▶ [Data lines]
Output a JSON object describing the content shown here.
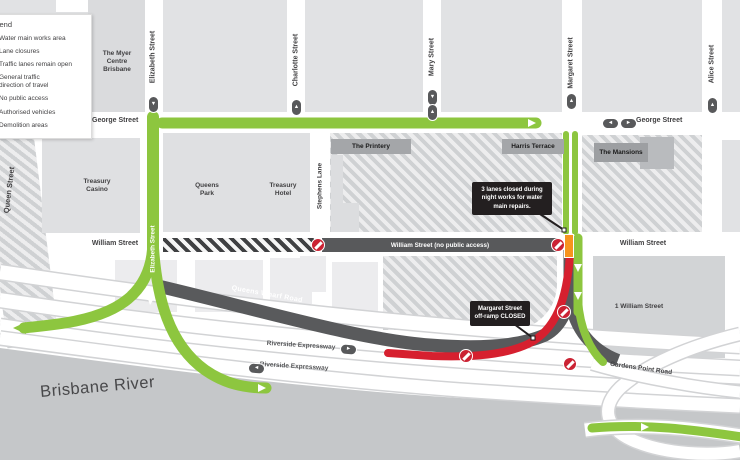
{
  "legend": {
    "title": "Legend",
    "items": [
      "Water main works area",
      "Lane closures",
      "Traffic lanes remain open",
      "General traffic direction of travel",
      "No public access",
      "Authorised vehicles",
      "Demolition areas"
    ]
  },
  "streets": {
    "george": "George Street",
    "elizabeth": "Elizabeth Street",
    "charlotte": "Charlotte Street",
    "mary": "Mary Street",
    "margaret": "Margaret Street",
    "alice": "Alice Street",
    "queen": "Queen Street",
    "stephens": "Stephens Lane",
    "william": "William Street",
    "william_closed": "William Street (no public access)",
    "queens_wharf": "Queens Wharf Road",
    "riverside": "Riverside Expressway",
    "gardens_point": "Gardens Point Road"
  },
  "buildings": {
    "myer": "The Myer Centre Brisbane",
    "treasury_casino": "Treasury Casino",
    "queens_park": "Queens Park",
    "treasury_hotel": "Treasury Hotel",
    "printery": "The Printery",
    "harris": "Harris Terrace",
    "mansions": "The Mansions",
    "one_william": "1 William Street"
  },
  "callouts": {
    "lane_closure": "3 lanes closed during night works for water main repairs.",
    "offramp": "Margaret Street off-ramp CLOSED"
  },
  "river": "Brisbane River",
  "icons": {
    "arrow_up": "▲",
    "arrow_down": "▼",
    "arrow_left": "◄",
    "arrow_right": "►"
  },
  "colors": {
    "route_green": "#8dc63f",
    "route_red": "#d6202f",
    "lane_closure_orange": "#f7941e",
    "road_dark": "#58595b",
    "river_grey": "#c5c7c9"
  }
}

▶ [Direction] State the number of lines in these entries that include the string "Treasury". Provide nothing beyond that number.

▶ [Problem solution] 2